Task statement: Which of the lines below holds the string "water"? Copy every line that does.

[Page transcription entries]
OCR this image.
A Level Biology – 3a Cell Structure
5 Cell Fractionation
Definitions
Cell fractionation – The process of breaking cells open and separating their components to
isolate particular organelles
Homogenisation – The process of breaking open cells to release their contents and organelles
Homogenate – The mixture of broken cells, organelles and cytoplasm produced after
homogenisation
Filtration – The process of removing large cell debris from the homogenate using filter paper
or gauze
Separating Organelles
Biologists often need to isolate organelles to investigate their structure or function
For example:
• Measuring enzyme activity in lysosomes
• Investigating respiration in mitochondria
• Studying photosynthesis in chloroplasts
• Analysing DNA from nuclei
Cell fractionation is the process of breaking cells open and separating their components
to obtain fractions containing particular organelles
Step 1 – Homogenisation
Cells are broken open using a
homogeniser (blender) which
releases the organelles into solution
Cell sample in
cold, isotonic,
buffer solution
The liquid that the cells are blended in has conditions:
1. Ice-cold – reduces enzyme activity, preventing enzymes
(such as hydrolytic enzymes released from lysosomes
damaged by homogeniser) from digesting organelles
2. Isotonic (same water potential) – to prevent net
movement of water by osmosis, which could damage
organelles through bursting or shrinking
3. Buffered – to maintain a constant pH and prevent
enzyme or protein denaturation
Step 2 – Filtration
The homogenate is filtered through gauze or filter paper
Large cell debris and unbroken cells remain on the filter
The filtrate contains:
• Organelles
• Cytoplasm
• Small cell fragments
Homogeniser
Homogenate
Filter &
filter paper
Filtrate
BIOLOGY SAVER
* * *
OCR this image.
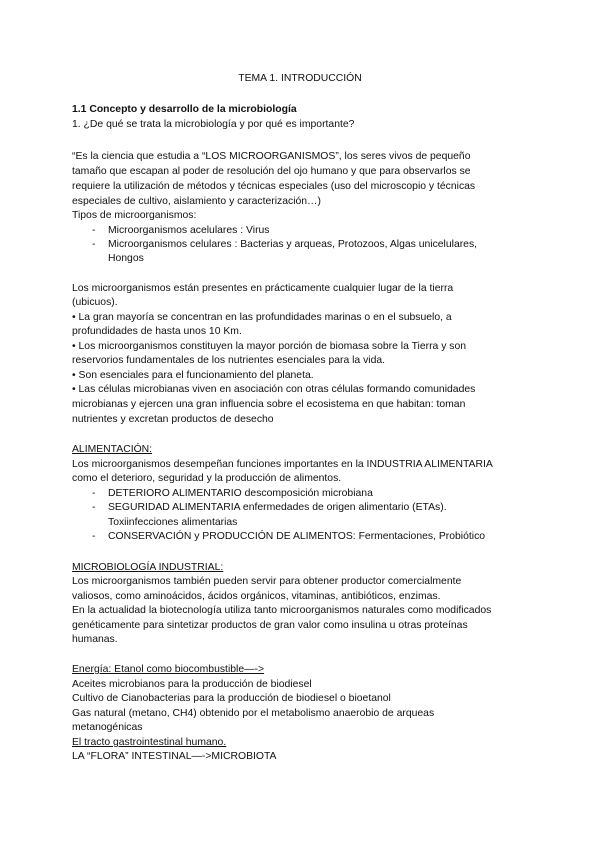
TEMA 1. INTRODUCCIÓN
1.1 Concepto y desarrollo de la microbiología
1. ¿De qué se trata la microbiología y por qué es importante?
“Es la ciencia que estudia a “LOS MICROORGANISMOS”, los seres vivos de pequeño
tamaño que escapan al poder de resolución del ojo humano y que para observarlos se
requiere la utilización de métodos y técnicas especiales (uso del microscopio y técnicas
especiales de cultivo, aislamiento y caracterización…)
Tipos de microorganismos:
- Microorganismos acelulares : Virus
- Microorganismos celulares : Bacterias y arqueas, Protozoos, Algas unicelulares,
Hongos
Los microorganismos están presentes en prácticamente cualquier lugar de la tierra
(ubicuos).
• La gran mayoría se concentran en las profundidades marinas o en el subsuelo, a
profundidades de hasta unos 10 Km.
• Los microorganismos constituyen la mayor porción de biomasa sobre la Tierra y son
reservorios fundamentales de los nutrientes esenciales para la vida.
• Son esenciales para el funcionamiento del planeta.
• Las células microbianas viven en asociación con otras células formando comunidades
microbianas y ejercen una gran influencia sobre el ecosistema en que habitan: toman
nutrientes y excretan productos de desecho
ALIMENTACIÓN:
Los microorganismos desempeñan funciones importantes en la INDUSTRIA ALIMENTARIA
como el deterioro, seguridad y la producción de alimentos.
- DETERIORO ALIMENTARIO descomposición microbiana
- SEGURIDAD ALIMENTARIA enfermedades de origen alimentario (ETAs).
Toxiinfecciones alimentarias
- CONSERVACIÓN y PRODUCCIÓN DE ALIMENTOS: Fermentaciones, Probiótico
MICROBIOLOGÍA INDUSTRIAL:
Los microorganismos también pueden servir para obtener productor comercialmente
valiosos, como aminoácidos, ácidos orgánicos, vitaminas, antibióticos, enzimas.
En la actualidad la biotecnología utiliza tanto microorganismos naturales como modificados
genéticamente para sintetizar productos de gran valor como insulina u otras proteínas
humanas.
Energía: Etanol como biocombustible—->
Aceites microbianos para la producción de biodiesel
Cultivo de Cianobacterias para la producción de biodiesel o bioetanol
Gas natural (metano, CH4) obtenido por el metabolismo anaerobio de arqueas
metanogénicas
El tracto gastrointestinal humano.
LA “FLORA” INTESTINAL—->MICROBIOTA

Completed exercise:
2. Isotonic (same water potential) – to prevent net
movement of water by osmosis, which could damage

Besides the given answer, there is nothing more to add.